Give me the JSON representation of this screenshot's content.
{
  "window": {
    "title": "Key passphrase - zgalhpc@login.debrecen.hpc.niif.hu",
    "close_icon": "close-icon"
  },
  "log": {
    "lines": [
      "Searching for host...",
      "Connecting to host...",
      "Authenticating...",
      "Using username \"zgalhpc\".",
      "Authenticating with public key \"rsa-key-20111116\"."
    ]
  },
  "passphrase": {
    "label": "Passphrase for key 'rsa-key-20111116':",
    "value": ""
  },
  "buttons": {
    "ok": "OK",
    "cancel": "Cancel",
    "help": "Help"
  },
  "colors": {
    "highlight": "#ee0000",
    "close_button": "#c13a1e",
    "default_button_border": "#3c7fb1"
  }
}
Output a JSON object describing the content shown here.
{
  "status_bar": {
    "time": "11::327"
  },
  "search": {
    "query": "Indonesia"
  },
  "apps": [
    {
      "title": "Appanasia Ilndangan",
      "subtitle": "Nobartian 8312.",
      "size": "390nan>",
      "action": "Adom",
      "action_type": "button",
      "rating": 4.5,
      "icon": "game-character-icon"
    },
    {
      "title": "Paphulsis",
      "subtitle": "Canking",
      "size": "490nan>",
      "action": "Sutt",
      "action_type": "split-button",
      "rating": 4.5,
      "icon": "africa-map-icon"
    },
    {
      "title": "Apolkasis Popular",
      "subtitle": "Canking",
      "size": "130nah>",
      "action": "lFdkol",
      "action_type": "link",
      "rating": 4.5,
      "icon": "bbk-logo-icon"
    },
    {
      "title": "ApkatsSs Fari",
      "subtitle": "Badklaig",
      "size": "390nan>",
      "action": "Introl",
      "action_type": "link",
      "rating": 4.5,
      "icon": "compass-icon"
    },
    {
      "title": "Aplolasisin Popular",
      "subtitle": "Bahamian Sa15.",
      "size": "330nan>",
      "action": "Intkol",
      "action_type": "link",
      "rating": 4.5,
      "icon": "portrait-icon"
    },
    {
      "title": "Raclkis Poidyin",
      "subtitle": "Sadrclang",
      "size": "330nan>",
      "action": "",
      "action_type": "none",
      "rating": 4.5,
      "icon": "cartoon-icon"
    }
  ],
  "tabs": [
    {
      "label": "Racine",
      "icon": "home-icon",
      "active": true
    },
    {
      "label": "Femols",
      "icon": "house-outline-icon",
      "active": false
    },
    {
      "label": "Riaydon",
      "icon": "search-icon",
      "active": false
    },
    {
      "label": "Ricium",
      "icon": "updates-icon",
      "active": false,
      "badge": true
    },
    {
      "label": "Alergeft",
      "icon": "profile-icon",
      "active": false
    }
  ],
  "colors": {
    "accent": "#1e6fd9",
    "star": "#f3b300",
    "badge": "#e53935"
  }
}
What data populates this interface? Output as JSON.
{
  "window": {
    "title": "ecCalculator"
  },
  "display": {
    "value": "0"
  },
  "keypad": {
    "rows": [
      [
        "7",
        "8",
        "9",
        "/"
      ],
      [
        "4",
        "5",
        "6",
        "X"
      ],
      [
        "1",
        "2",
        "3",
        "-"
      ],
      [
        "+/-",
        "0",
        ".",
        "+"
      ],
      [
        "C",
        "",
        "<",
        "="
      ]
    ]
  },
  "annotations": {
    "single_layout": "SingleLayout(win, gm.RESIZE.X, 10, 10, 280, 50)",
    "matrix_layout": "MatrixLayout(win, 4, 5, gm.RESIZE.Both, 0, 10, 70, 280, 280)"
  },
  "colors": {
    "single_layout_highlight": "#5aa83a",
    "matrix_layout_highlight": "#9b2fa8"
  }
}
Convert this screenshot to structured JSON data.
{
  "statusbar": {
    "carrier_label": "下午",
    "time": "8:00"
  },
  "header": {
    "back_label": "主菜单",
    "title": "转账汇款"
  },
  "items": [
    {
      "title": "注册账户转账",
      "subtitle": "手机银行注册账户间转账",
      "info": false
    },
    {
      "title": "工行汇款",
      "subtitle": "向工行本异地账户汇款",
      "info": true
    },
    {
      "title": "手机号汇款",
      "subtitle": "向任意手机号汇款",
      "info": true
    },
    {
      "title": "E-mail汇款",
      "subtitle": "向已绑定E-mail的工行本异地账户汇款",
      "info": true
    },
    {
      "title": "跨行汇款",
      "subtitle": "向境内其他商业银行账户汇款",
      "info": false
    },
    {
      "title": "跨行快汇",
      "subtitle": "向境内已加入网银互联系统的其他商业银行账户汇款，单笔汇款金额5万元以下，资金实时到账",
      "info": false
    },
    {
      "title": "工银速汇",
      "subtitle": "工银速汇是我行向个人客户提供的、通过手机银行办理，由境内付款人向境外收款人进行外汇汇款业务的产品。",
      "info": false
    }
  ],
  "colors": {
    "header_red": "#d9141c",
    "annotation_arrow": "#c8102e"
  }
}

----------

- Your goal -
Reproduce the listing in full. Keep it exactly as written.

- Solution to the exercise -
Give me the JSON representation of this screenshot's content.
{
  "window": {
    "title": "Key passphrase - zgalhpc@login.debrecen.hpc.niif.hu",
    "close_icon": "close-icon"
  },
  "log": {
    "lines": [
      "Searching for host...",
      "Connecting to host...",
      "Authenticating...",
      "Using username \"zgalhpc\".",
      "Authenticating with public key \"rsa-key-20111116\"."
    ]
  },
  "passphrase": {
    "label": "Passphrase for key 'rsa-key-20111116':",
    "value": ""
  },
  "buttons": {
    "ok": "OK",
    "cancel": "Cancel",
    "help": "Help"
  },
  "colors": {
    "highlight": "#ee0000",
    "close_button": "#c13a1e",
    "default_button_border": "#3c7fb1"
  }
}
Output a JSON object describing the content shown here.
{
  "status_bar": {
    "time": "11::327"
  },
  "search": {
    "query": "Indonesia"
  },
  "apps": [
    {
      "title": "Appanasia Ilndangan",
      "subtitle": "Nobartian 8312.",
      "size": "390nan>",
      "action": "Adom",
      "action_type": "button",
      "rating": 4.5,
      "icon": "game-character-icon"
    },
    {
      "title": "Paphulsis",
      "subtitle": "Canking",
      "size": "490nan>",
      "action": "Sutt",
      "action_type": "split-button",
      "rating": 4.5,
      "icon": "africa-map-icon"
    },
    {
      "title": "Apolkasis Popular",
      "subtitle": "Canking",
      "size": "130nah>",
      "action": "lFdkol",
      "action_type": "link",
      "rating": 4.5,
      "icon": "bbk-logo-icon"
    },
    {
      "title": "ApkatsSs Fari",
      "subtitle": "Badklaig",
      "size": "390nan>",
      "action": "Introl",
      "action_type": "link",
      "rating": 4.5,
      "icon": "compass-icon"
    },
    {
      "title": "Aplolasisin Popular",
      "subtitle": "Bahamian Sa15.",
      "size": "330nan>",
      "action": "Intkol",
      "action_type": "link",
      "rating": 4.5,
      "icon": "portrait-icon"
    },
    {
      "title": "Raclkis Poidyin",
      "subtitle": "Sadrclang",
      "size": "330nan>",
      "action": "",
      "action_type": "none",
      "rating": 4.5,
      "icon": "cartoon-icon"
    }
  ],
  "tabs": [
    {
      "label": "Racine",
      "icon": "home-icon",
      "active": true
    },
    {
      "label": "Femols",
      "icon": "house-outline-icon",
      "active": false
    },
    {
      "label": "Riaydon",
      "icon": "search-icon",
      "active": false
    },
    {
      "label": "Ricium",
      "icon": "updates-icon",
      "active": false,
      "badge": true
    },
    {
      "label": "Alergeft",
      "icon": "profile-icon",
      "active": false
    }
  ],
  "colors": {
    "accent": "#1e6fd9",
    "star": "#f3b300",
    "badge": "#e53935"
  }
}
What data populates this interface? Output as JSON.
{
  "window": {
    "title": "ecCalculator"
  },
  "display": {
    "value": "0"
  },
  "keypad": {
    "rows": [
      [
        "7",
        "8",
        "9",
        "/"
      ],
      [
        "4",
        "5",
        "6",
        "X"
      ],
      [
        "1",
        "2",
        "3",
        "-"
      ],
      [
        "+/-",
        "0",
        ".",
        "+"
      ],
      [
        "C",
        "",
        "<",
        "="
      ]
    ]
  },
  "annotations": {
    "single_layout": "SingleLayout(win, gm.RESIZE.X, 10, 10, 280, 50)",
    "matrix_layout": "MatrixLayout(win, 4, 5, gm.RESIZE.Both, 0, 10, 70, 280, 280)"
  },
  "colors": {
    "single_layout_highlight": "#5aa83a",
    "matrix_layout_highlight": "#9b2fa8"
  }
}
Convert this screenshot to structured JSON data.
{
  "statusbar": {
    "carrier_label": "下午",
    "time": "8:00"
  },
  "header": {
    "back_label": "主菜单",
    "title": "转账汇款"
  },
  "items": [
    {
      "title": "注册账户转账",
      "subtitle": "手机银行注册账户间转账",
      "info": false
    },
    {
      "title": "工行汇款",
      "subtitle": "向工行本异地账户汇款",
      "info": true
    },
    {
      "title": "手机号汇款",
      "subtitle": "向任意手机号汇款",
      "info": true
    },
    {
      "title": "E-mail汇款",
      "subtitle": "向已绑定E-mail的工行本异地账户汇款",
      "info": true
    },
    {
      "title": "跨行汇款",
      "subtitle": "向境内其他商业银行账户汇款",
      "info": false
    },
    {
      "title": "跨行快汇",
      "subtitle": "向境内已加入网银互联系统的其他商业银行账户汇款，单笔汇款金额5万元以下，资金实时到账",
      "info": false
    },
    {
      "title": "工银速汇",
      "subtitle": "工银速汇是我行向个人客户提供的、通过手机银行办理，由境内付款人向境外收款人进行外汇汇款业务的产品。",
      "info": false
    }
  ],
  "colors": {
    "header_red": "#d9141c",
    "annotation_arrow": "#c8102e"
  }
}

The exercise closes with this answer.